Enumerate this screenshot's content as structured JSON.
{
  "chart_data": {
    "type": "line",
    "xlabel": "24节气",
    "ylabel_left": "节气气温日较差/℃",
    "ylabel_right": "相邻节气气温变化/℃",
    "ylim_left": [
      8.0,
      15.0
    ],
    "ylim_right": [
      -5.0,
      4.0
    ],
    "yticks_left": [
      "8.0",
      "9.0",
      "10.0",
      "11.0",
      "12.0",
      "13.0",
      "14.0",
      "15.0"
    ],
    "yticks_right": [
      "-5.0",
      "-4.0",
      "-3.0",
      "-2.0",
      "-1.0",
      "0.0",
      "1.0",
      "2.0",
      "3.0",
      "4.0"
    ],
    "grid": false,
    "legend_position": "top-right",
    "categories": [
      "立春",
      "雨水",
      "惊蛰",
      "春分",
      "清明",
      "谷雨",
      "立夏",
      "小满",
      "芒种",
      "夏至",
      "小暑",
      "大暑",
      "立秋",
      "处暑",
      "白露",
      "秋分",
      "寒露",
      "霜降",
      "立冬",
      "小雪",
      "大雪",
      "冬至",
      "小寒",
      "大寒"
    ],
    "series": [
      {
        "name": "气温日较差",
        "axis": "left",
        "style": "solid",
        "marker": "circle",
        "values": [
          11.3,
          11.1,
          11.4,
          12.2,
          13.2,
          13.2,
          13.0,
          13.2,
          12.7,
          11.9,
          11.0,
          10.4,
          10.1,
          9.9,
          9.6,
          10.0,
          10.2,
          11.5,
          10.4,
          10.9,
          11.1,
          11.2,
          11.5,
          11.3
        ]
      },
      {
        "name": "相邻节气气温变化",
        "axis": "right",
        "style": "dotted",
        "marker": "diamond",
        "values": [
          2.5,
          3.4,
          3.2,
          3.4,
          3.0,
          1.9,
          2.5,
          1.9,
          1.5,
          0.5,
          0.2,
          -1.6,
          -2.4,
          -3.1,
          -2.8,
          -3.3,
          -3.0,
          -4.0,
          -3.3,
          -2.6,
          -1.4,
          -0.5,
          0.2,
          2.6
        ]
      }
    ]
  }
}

_ _ _ _ _ _ _

● EXERCISE DIRECTIONS: Repeat the entries shown above, every one, word for word.

● THE RESULT:
Enumerate this screenshot's content as structured JSON.
{
  "chart_data": {
    "type": "line",
    "xlabel": "24节气",
    "ylabel_left": "节气气温日较差/℃",
    "ylabel_right": "相邻节气气温变化/℃",
    "ylim_left": [
      8.0,
      15.0
    ],
    "ylim_right": [
      -5.0,
      4.0
    ],
    "yticks_left": [
      "8.0",
      "9.0",
      "10.0",
      "11.0",
      "12.0",
      "13.0",
      "14.0",
      "15.0"
    ],
    "yticks_right": [
      "-5.0",
      "-4.0",
      "-3.0",
      "-2.0",
      "-1.0",
      "0.0",
      "1.0",
      "2.0",
      "3.0",
      "4.0"
    ],
    "grid": false,
    "legend_position": "top-right",
    "categories": [
      "立春",
      "雨水",
      "惊蛰",
      "春分",
      "清明",
      "谷雨",
      "立夏",
      "小满",
      "芒种",
      "夏至",
      "小暑",
      "大暑",
      "立秋",
      "处暑",
      "白露",
      "秋分",
      "寒露",
      "霜降",
      "立冬",
      "小雪",
      "大雪",
      "冬至",
      "小寒",
      "大寒"
    ],
    "series": [
      {
        "name": "气温日较差",
        "axis": "left",
        "style": "solid",
        "marker": "circle",
        "values": [
          11.3,
          11.1,
          11.4,
          12.2,
          13.2,
          13.2,
          13.0,
          13.2,
          12.7,
          11.9,
          11.0,
          10.4,
          10.1,
          9.9,
          9.6,
          10.0,
          10.2,
          11.5,
          10.4,
          10.9,
          11.1,
          11.2,
          11.5,
          11.3
        ]
      },
      {
        "name": "相邻节气气温变化",
        "axis": "right",
        "style": "dotted",
        "marker": "diamond",
        "values": [
          2.5,
          3.4,
          3.2,
          3.4,
          3.0,
          1.9,
          2.5,
          1.9,
          1.5,
          0.5,
          0.2,
          -1.6,
          -2.4,
          -3.1,
          -2.8,
          -3.3,
          -3.0,
          -4.0,
          -3.3,
          -2.6,
          -1.4,
          -0.5,
          0.2,
          2.6
        ]
      }
    ]
  }
}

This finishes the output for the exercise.